** start of Supplied material **

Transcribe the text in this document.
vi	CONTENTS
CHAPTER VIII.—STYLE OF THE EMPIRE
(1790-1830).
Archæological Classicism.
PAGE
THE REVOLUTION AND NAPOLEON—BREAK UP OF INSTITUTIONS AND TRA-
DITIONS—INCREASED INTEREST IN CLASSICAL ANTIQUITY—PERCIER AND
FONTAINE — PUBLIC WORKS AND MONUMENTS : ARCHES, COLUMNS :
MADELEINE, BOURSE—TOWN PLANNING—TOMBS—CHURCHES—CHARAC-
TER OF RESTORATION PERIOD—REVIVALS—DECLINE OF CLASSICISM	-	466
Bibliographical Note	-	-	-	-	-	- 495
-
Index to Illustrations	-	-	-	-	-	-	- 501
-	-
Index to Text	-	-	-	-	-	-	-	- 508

** end of Supplied material **

◆ **Problem description**
Reproduce the data in its entirety, matching each character.

◆ **Full answer**
Transcribe the text in this document.
vi	CONTENTS
CHAPTER VIII.—STYLE OF THE EMPIRE
(1790-1830).
Archæological Classicism.
PAGE
THE REVOLUTION AND NAPOLEON—BREAK UP OF INSTITUTIONS AND TRA-
DITIONS—INCREASED INTEREST IN CLASSICAL ANTIQUITY—PERCIER AND
FONTAINE — PUBLIC WORKS AND MONUMENTS : ARCHES, COLUMNS :
MADELEINE, BOURSE—TOWN PLANNING—TOMBS—CHURCHES—CHARAC-
TER OF RESTORATION PERIOD—REVIVALS—DECLINE OF CLASSICISM	-	466
Bibliographical Note	-	-	-	-	-	- 495
-
Index to Illustrations	-	-	-	-	-	-	- 501
-	-
Index to Text	-	-	-	-	-	-	-	- 508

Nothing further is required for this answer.